■ Aim ■
What follows is a block of records; restate each one word for word.

■ Items ■
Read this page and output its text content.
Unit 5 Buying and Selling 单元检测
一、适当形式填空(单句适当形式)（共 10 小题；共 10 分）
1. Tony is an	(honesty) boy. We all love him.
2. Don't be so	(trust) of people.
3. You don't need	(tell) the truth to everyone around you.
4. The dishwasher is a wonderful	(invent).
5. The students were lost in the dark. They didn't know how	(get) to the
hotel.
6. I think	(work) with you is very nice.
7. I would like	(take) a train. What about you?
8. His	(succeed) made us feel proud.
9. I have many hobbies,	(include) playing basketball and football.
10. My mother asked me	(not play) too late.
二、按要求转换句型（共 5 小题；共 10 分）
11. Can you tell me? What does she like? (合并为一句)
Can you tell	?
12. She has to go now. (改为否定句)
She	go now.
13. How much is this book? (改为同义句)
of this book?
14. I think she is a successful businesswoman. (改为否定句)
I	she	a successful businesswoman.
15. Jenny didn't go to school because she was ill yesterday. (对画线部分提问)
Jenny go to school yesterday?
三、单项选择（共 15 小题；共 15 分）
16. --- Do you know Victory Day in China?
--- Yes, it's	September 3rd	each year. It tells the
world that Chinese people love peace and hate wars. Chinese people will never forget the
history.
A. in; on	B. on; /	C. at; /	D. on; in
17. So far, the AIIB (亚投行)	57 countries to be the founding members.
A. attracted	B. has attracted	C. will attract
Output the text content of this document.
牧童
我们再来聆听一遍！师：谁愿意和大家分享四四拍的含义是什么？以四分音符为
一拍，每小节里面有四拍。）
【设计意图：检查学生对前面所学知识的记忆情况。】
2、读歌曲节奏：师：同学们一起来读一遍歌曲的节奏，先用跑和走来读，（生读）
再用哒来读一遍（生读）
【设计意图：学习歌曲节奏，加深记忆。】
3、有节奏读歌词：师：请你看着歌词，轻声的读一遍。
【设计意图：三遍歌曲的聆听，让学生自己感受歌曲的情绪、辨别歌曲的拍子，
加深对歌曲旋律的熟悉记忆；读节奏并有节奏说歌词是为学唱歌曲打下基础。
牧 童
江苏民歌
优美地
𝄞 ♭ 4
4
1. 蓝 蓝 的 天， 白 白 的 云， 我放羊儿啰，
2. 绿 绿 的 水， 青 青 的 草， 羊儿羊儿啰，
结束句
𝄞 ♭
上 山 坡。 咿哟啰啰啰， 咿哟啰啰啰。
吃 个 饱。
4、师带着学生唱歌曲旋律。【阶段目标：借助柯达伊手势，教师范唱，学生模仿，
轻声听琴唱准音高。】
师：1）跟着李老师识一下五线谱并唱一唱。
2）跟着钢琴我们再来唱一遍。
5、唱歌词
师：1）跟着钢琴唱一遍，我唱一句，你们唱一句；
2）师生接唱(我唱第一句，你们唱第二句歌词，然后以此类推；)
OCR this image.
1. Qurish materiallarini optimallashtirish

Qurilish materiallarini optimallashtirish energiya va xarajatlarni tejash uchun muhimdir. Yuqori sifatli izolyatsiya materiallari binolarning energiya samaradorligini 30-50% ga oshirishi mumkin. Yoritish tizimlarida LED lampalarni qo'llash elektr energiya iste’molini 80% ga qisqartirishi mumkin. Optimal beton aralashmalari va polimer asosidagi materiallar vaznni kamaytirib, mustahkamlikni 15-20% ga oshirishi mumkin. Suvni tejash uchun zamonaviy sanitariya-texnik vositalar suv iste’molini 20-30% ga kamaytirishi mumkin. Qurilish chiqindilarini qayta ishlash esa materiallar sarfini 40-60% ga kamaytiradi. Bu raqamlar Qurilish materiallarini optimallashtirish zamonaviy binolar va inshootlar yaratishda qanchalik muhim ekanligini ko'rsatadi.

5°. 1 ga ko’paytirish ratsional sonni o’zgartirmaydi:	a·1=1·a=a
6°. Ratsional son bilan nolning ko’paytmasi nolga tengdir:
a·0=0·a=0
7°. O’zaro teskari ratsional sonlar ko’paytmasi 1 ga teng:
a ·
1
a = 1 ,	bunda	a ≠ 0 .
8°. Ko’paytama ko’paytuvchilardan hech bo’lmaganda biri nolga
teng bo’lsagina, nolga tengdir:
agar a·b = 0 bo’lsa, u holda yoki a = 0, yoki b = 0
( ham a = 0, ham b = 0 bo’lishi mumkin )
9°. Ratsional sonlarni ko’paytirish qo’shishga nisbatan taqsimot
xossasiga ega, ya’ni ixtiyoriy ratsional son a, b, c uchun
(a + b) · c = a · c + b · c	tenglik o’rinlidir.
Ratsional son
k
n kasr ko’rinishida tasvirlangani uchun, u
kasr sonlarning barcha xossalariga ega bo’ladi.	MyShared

■ Reply to the task ■
Read this page and output its text content.
Unit 5 Buying and Selling 单元检测
一、适当形式填空(单句适当形式)（共 10 小题；共 10 分）
1. Tony is an	(honesty) boy. We all love him.
2. Don't be so	(trust) of people.
3. You don't need	(tell) the truth to everyone around you.
4. The dishwasher is a wonderful	(invent).
5. The students were lost in the dark. They didn't know how	(get) to the
hotel.
6. I think	(work) with you is very nice.
7. I would like	(take) a train. What about you?
8. His	(succeed) made us feel proud.
9. I have many hobbies,	(include) playing basketball and football.
10. My mother asked me	(not play) too late.
二、按要求转换句型（共 5 小题；共 10 分）
11. Can you tell me? What does she like? (合并为一句)
Can you tell	?
12. She has to go now. (改为否定句)
She	go now.
13. How much is this book? (改为同义句)
of this book?
14. I think she is a successful businesswoman. (改为否定句)
I	she	a successful businesswoman.
15. Jenny didn't go to school because she was ill yesterday. (对画线部分提问)
Jenny go to school yesterday?
三、单项选择（共 15 小题；共 15 分）
16. --- Do you know Victory Day in China?
--- Yes, it's	September 3rd	each year. It tells the
world that Chinese people love peace and hate wars. Chinese people will never forget the
history.
A. in; on	B. on; /	C. at; /	D. on; in
17. So far, the AIIB (亚投行)	57 countries to be the founding members.
A. attracted	B. has attracted	C. will attract
Output the text content of this document.
牧童
我们再来聆听一遍！师：谁愿意和大家分享四四拍的含义是什么？以四分音符为
一拍，每小节里面有四拍。）
【设计意图：检查学生对前面所学知识的记忆情况。】
2、读歌曲节奏：师：同学们一起来读一遍歌曲的节奏，先用跑和走来读，（生读）
再用哒来读一遍（生读）
【设计意图：学习歌曲节奏，加深记忆。】
3、有节奏读歌词：师：请你看着歌词，轻声的读一遍。
【设计意图：三遍歌曲的聆听，让学生自己感受歌曲的情绪、辨别歌曲的拍子，
加深对歌曲旋律的熟悉记忆；读节奏并有节奏说歌词是为学唱歌曲打下基础。
牧 童
江苏民歌
优美地
𝄞 ♭ 4
4
1. 蓝 蓝 的 天， 白 白 的 云， 我放羊儿啰，
2. 绿 绿 的 水， 青 青 的 草， 羊儿羊儿啰，
结束句
𝄞 ♭
上 山 坡。 咿哟啰啰啰， 咿哟啰啰啰。
吃 个 饱。
4、师带着学生唱歌曲旋律。【阶段目标：借助柯达伊手势，教师范唱，学生模仿，
轻声听琴唱准音高。】
师：1）跟着李老师识一下五线谱并唱一唱。
2）跟着钢琴我们再来唱一遍。
5、唱歌词
师：1）跟着钢琴唱一遍，我唱一句，你们唱一句；
2）师生接唱(我唱第一句，你们唱第二句歌词，然后以此类推；)
OCR this image.
1. Qurish materiallarini optimallashtirish

Qurilish materiallarini optimallashtirish energiya va xarajatlarni tejash uchun muhimdir. Yuqori sifatli izolyatsiya materiallari binolarning energiya samaradorligini 30-50% ga oshirishi mumkin. Yoritish tizimlarida LED lampalarni qo'llash elektr energiya iste’molini 80% ga qisqartirishi mumkin. Optimal beton aralashmalari va polimer asosidagi materiallar vaznni kamaytirib, mustahkamlikni 15-20% ga oshirishi mumkin. Suvni tejash uchun zamonaviy sanitariya-texnik vositalar suv iste’molini 20-30% ga kamaytirishi mumkin. Qurilish chiqindilarini qayta ishlash esa materiallar sarfini 40-60% ga kamaytiradi. Bu raqamlar Qurilish materiallarini optimallashtirish zamonaviy binolar va inshootlar yaratishda qanchalik muhim ekanligini ko'rsatadi.

5°. 1 ga ko’paytirish ratsional sonni o’zgartirmaydi:	a·1=1·a=a
6°. Ratsional son bilan nolning ko’paytmasi nolga tengdir:
a·0=0·a=0
7°. O’zaro teskari ratsional sonlar ko’paytmasi 1 ga teng:
a ·
1
a = 1 ,	bunda	a ≠ 0 .
8°. Ko’paytama ko’paytuvchilardan hech bo’lmaganda biri nolga
teng bo’lsagina, nolga tengdir:
agar a·b = 0 bo’lsa, u holda yoki a = 0, yoki b = 0
( ham a = 0, ham b = 0 bo’lishi mumkin )
9°. Ratsional sonlarni ko’paytirish qo’shishga nisbatan taqsimot
xossasiga ega, ya’ni ixtiyoriy ratsional son a, b, c uchun
(a + b) · c = a · c + b · c	tenglik o’rinlidir.
Ratsional son
k
n kasr ko’rinishida tasvirlangani uchun, u
kasr sonlarning barcha xossalariga ega bo’ladi.	MyShared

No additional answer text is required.